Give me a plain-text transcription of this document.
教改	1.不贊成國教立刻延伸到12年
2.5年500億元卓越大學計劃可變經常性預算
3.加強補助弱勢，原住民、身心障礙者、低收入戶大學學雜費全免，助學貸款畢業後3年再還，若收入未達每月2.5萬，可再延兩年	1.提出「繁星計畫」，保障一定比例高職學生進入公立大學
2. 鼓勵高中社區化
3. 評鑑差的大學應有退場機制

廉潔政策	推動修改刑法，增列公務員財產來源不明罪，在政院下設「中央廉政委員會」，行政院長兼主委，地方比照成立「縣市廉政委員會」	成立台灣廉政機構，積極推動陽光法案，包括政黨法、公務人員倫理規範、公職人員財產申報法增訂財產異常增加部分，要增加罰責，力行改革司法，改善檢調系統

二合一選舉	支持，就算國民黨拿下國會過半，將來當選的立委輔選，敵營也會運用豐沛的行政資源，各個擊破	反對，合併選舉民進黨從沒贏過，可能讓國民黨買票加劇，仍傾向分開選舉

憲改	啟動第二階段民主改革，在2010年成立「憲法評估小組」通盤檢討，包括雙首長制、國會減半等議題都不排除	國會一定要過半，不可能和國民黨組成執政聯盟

===

◆ Task brief ◆
Repeat the lines above exactly.

◆ Solution to this task ◆
Give me a plain-text transcription of this document.
教改	1.不贊成國教立刻延伸到12年
2.5年500億元卓越大學計劃可變經常性預算
3.加強補助弱勢，原住民、身心障礙者、低收入戶大學學雜費全免，助學貸款畢業後3年再還，若收入未達每月2.5萬，可再延兩年	1.提出「繁星計畫」，保障一定比例高職學生進入公立大學
2. 鼓勵高中社區化
3. 評鑑差的大學應有退場機制

廉潔政策	推動修改刑法，增列公務員財產來源不明罪，在政院下設「中央廉政委員會」，行政院長兼主委，地方比照成立「縣市廉政委員會」	成立台灣廉政機構，積極推動陽光法案，包括政黨法、公務人員倫理規範、公職人員財產申報法增訂財產異常增加部分，要增加罰責，力行改革司法，改善檢調系統

二合一選舉	支持，就算國民黨拿下國會過半，將來當選的立委輔選，敵營也會運用豐沛的行政資源，各個擊破	反對，合併選舉民進黨從沒贏過，可能讓國民黨買票加劇，仍傾向分開選舉

憲改	啟動第二階段民主改革，在2010年成立「憲法評估小組」通盤檢討，包括雙首長制、國會減半等議題都不排除	國會一定要過半，不可能和國民黨組成執政聯盟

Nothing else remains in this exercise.